#### The task:
Check each line for the word "marker" and report how many have it. Give nothing else.

#### Record extracts:
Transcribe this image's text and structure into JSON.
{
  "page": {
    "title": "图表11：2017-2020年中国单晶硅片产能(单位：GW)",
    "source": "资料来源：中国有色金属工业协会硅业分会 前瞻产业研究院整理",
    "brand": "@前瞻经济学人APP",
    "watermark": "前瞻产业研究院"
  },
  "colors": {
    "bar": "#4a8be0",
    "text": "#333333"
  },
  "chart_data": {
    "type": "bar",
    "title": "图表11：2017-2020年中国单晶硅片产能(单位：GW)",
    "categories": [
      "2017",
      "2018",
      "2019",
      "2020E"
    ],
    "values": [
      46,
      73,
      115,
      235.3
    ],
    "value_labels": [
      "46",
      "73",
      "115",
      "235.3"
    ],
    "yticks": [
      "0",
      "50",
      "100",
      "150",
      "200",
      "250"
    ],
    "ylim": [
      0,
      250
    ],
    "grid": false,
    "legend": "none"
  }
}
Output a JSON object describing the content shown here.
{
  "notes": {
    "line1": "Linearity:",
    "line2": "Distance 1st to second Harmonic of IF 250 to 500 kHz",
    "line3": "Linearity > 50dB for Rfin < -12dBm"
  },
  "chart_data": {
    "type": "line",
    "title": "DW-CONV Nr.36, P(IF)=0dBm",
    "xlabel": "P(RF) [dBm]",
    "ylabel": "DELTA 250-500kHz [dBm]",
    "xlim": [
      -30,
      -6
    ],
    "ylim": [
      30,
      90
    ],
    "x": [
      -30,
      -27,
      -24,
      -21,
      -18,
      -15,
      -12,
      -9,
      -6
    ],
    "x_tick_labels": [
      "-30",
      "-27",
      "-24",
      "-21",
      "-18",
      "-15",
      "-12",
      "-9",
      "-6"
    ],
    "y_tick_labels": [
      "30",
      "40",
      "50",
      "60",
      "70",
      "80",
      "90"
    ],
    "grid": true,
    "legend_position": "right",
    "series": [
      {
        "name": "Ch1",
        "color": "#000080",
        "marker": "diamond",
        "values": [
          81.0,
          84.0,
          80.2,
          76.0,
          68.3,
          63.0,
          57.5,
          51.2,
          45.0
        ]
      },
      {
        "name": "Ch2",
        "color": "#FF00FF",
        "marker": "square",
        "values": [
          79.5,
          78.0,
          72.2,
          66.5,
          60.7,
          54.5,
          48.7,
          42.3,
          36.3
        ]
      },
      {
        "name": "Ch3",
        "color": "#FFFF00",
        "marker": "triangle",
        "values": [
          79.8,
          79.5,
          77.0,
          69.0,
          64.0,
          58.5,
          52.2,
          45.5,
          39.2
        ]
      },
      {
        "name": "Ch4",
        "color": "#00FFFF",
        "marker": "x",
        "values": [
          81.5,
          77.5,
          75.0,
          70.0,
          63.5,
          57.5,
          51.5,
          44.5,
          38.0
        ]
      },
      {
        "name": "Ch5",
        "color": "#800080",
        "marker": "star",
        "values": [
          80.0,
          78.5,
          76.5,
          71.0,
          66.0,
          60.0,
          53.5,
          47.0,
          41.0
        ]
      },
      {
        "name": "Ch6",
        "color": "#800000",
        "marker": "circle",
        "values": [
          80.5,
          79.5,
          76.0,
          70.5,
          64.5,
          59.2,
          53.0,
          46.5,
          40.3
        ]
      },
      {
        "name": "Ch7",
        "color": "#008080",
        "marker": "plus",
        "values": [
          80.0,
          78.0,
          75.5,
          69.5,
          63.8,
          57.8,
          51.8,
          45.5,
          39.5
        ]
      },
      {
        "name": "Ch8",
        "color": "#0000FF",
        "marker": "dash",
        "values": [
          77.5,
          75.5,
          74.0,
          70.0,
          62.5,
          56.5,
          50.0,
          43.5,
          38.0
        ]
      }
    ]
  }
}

#### Complete answer:
8